[Direction] Copy the listing verbatim, excluding any images found in it.

======== Records to use ========

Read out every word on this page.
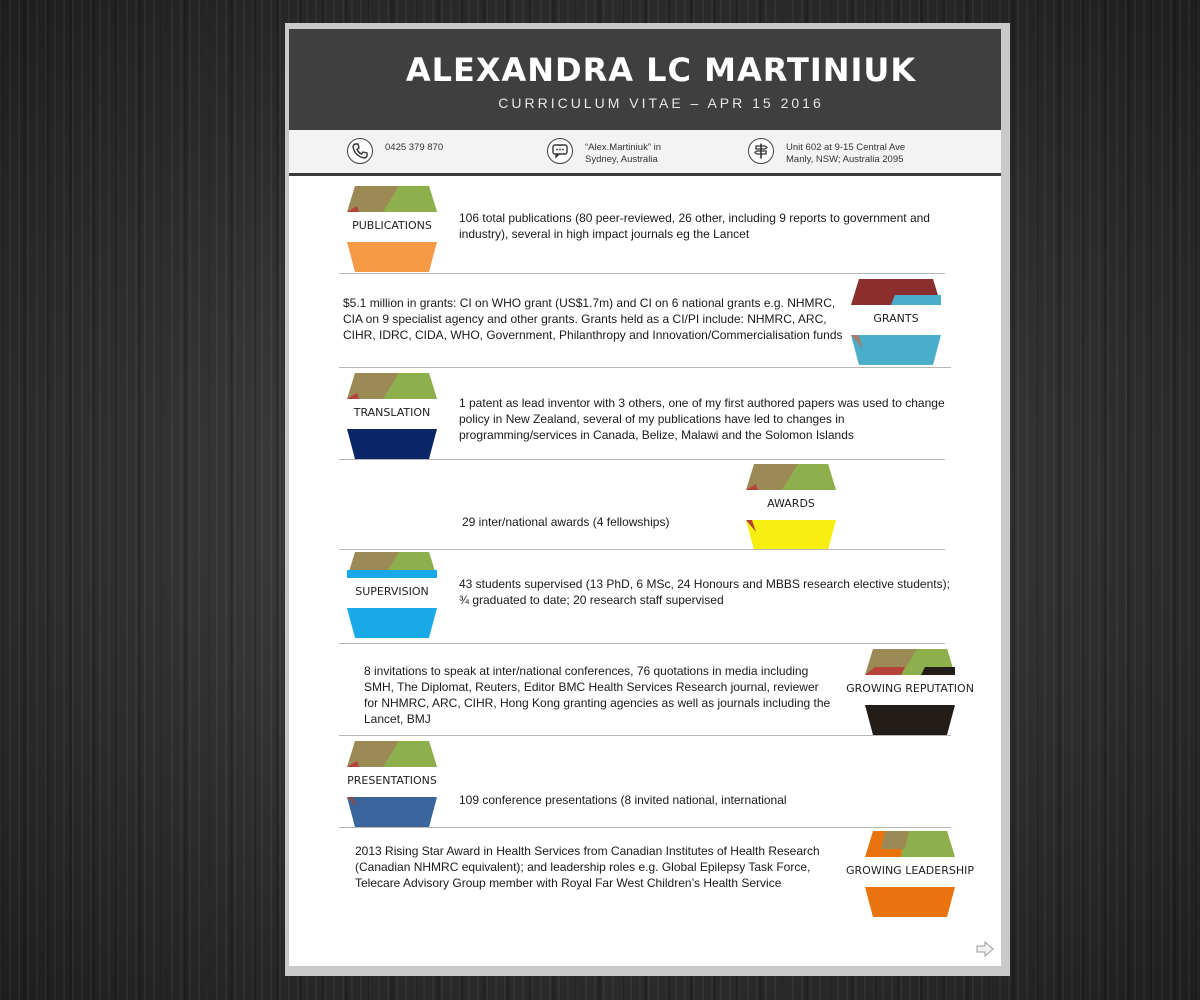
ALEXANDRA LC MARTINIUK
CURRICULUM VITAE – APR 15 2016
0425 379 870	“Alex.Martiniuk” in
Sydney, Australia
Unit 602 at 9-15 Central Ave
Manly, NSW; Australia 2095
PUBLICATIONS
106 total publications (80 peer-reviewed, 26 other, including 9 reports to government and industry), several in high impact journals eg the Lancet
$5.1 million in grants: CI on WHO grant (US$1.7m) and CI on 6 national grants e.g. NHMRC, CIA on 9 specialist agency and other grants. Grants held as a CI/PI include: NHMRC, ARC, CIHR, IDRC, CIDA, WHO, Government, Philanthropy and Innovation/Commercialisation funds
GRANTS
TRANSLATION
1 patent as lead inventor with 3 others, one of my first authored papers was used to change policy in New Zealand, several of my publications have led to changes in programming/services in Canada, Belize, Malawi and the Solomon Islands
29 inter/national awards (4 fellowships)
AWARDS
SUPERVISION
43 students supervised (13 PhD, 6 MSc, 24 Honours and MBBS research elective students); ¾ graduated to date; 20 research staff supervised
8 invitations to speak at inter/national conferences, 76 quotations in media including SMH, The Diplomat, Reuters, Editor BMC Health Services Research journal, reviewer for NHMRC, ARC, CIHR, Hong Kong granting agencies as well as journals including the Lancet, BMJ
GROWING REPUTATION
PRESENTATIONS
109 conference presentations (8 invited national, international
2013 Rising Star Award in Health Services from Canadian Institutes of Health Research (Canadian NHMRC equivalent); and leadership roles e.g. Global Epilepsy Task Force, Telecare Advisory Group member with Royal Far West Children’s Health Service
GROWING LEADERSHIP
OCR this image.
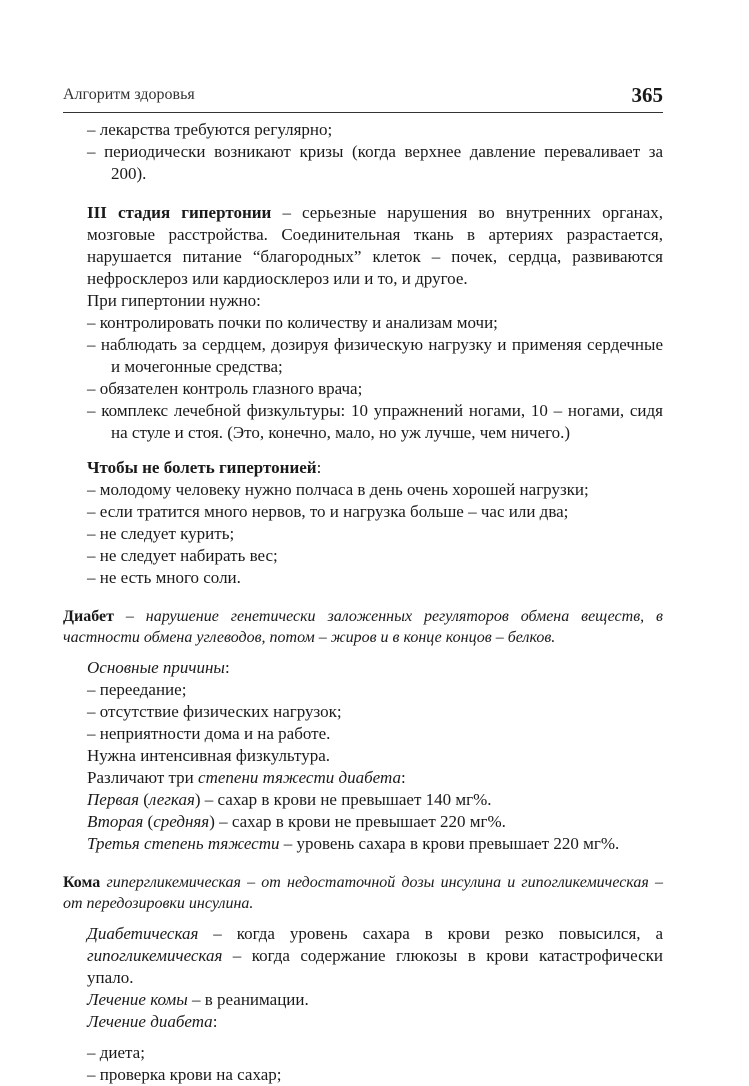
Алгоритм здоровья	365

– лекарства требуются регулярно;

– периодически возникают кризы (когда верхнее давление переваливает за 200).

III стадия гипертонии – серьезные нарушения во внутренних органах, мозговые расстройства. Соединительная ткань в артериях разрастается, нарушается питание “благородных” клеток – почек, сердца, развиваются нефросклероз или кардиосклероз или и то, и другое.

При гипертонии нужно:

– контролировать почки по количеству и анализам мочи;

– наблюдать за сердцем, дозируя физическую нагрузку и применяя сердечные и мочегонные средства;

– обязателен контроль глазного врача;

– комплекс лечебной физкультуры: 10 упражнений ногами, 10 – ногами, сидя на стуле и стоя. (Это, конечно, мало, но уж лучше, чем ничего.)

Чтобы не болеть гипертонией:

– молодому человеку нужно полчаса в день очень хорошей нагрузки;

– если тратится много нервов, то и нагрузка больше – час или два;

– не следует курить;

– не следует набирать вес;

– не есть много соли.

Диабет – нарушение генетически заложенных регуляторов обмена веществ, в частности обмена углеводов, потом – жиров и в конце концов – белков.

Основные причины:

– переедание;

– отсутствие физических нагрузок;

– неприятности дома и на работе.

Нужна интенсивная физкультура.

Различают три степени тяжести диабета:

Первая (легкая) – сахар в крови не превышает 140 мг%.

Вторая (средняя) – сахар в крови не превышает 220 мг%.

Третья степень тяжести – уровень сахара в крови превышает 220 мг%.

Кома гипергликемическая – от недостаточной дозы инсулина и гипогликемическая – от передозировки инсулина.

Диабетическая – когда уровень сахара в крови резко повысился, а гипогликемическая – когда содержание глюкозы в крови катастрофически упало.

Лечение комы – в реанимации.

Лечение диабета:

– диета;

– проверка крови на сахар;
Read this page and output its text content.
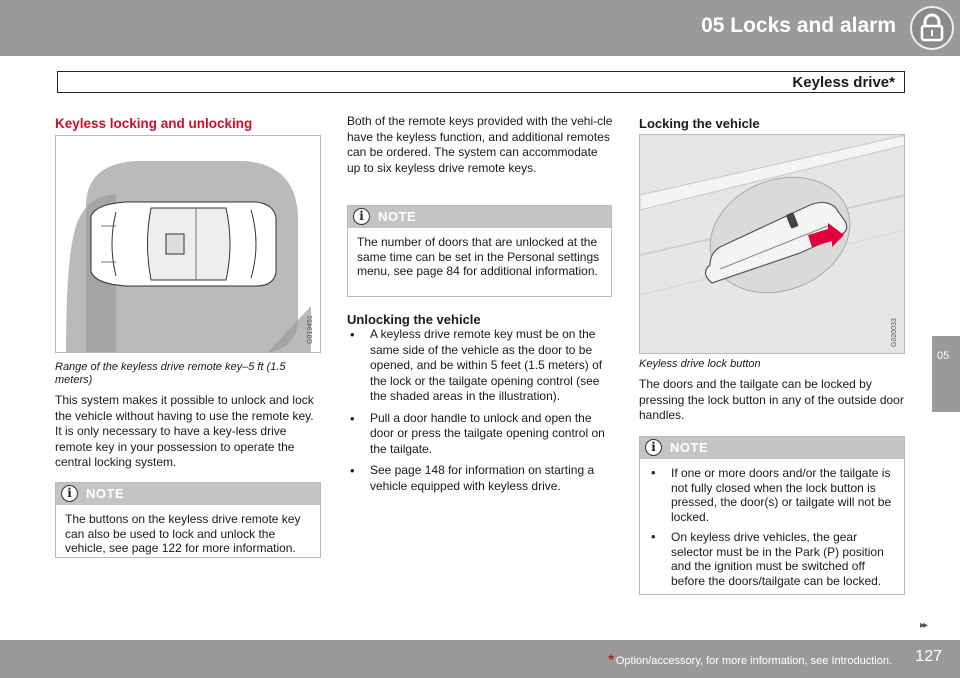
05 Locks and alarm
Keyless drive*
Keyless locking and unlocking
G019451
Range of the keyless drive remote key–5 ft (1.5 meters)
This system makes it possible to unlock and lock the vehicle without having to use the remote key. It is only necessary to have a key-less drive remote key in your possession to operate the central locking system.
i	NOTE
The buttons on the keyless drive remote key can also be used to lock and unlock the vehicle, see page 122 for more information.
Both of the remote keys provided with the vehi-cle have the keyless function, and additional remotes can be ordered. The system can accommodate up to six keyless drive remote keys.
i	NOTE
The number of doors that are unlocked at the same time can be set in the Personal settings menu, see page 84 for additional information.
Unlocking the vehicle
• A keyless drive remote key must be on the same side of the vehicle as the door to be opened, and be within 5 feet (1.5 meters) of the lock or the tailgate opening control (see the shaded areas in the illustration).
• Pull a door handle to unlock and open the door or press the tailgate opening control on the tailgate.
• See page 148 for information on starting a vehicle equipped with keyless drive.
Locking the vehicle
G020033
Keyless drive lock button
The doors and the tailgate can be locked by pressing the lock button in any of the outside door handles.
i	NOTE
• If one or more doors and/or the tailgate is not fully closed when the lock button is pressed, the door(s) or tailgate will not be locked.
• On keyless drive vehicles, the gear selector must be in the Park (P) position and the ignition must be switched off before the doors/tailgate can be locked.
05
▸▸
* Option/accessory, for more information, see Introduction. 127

========

[Task solution]
Read out every word on this page.
ALEXANDRA LC MARTINIUK
CURRICULUM VITAE – APR 15 2016
0425 379 870	“Alex.Martiniuk” in
Sydney, Australia
Unit 602 at 9-15 Central Ave
Manly, NSW; Australia 2095
PUBLICATIONS
106 total publications (80 peer-reviewed, 26 other, including 9 reports to government and industry), several in high impact journals eg the Lancet
$5.1 million in grants: CI on WHO grant (US$1.7m) and CI on 6 national grants e.g. NHMRC, CIA on 9 specialist agency and other grants. Grants held as a CI/PI include: NHMRC, ARC, CIHR, IDRC, CIDA, WHO, Government, Philanthropy and Innovation/Commercialisation funds
GRANTS
TRANSLATION
1 patent as lead inventor with 3 others, one of my first authored papers was used to change policy in New Zealand, several of my publications have led to changes in programming/services in Canada, Belize, Malawi and the Solomon Islands
29 inter/national awards (4 fellowships)
AWARDS
SUPERVISION
43 students supervised (13 PhD, 6 MSc, 24 Honours and MBBS research elective students); ¾ graduated to date; 20 research staff supervised
8 invitations to speak at inter/national conferences, 76 quotations in media including SMH, The Diplomat, Reuters, Editor BMC Health Services Research journal, reviewer for NHMRC, ARC, CIHR, Hong Kong granting agencies as well as journals including the Lancet, BMJ
GROWING REPUTATION
PRESENTATIONS
109 conference presentations (8 invited national, international
2013 Rising Star Award in Health Services from Canadian Institutes of Health Research (Canadian NHMRC equivalent); and leadership roles e.g. Global Epilepsy Task Force, Telecare Advisory Group member with Royal Far West Children’s Health Service
GROWING LEADERSHIP
OCR this image.
Алгоритм здоровья	365

– лекарства требуются регулярно;

– периодически возникают кризы (когда верхнее давление переваливает за 200).

III стадия гипертонии – серьезные нарушения во внутренних органах, мозговые расстройства. Соединительная ткань в артериях разрастается, нарушается питание “благородных” клеток – почек, сердца, развиваются нефросклероз или кардиосклероз или и то, и другое.

При гипертонии нужно:

– контролировать почки по количеству и анализам мочи;

– наблюдать за сердцем, дозируя физическую нагрузку и применяя сердечные и мочегонные средства;

– обязателен контроль глазного врача;

– комплекс лечебной физкультуры: 10 упражнений ногами, 10 – ногами, сидя на стуле и стоя. (Это, конечно, мало, но уж лучше, чем ничего.)

Чтобы не болеть гипертонией:

– молодому человеку нужно полчаса в день очень хорошей нагрузки;

– если тратится много нервов, то и нагрузка больше – час или два;

– не следует курить;

– не следует набирать вес;

– не есть много соли.

Диабет – нарушение генетически заложенных регуляторов обмена веществ, в частности обмена углеводов, потом – жиров и в конце концов – белков.

Основные причины:

– переедание;

– отсутствие физических нагрузок;

– неприятности дома и на работе.

Нужна интенсивная физкультура.

Различают три степени тяжести диабета:

Первая (легкая) – сахар в крови не превышает 140 мг%.

Вторая (средняя) – сахар в крови не превышает 220 мг%.

Третья степень тяжести – уровень сахара в крови превышает 220 мг%.

Кома гипергликемическая – от недостаточной дозы инсулина и гипогликемическая – от передозировки инсулина.

Диабетическая – когда уровень сахара в крови резко повысился, а гипогликемическая – когда содержание глюкозы в крови катастрофически упало.

Лечение комы – в реанимации.

Лечение диабета:

– диета;

– проверка крови на сахар;
Read this page and output its text content.
05 Locks and alarm
Keyless drive*
Keyless locking and unlocking
G019451
Range of the keyless drive remote key–5 ft (1.5 meters)
This system makes it possible to unlock and lock the vehicle without having to use the remote key. It is only necessary to have a key-less drive remote key in your possession to operate the central locking system.
i	NOTE
The buttons on the keyless drive remote key can also be used to lock and unlock the vehicle, see page 122 for more information.
Both of the remote keys provided with the vehi-cle have the keyless function, and additional remotes can be ordered. The system can accommodate up to six keyless drive remote keys.
i	NOTE
The number of doors that are unlocked at the same time can be set in the Personal settings menu, see page 84 for additional information.
Unlocking the vehicle
• A keyless drive remote key must be on the same side of the vehicle as the door to be opened, and be within 5 feet (1.5 meters) of the lock or the tailgate opening control (see the shaded areas in the illustration).
• Pull a door handle to unlock and open the door or press the tailgate opening control on the tailgate.
• See page 148 for information on starting a vehicle equipped with keyless drive.
Locking the vehicle
G020033
Keyless drive lock button
The doors and the tailgate can be locked by pressing the lock button in any of the outside door handles.
i	NOTE
• If one or more doors and/or the tailgate is not fully closed when the lock button is pressed, the door(s) or tailgate will not be locked.
• On keyless drive vehicles, the gear selector must be in the Park (P) position and the ignition must be switched off before the doors/tailgate can be locked.
05
▸▸
* Option/accessory, for more information, see Introduction. 127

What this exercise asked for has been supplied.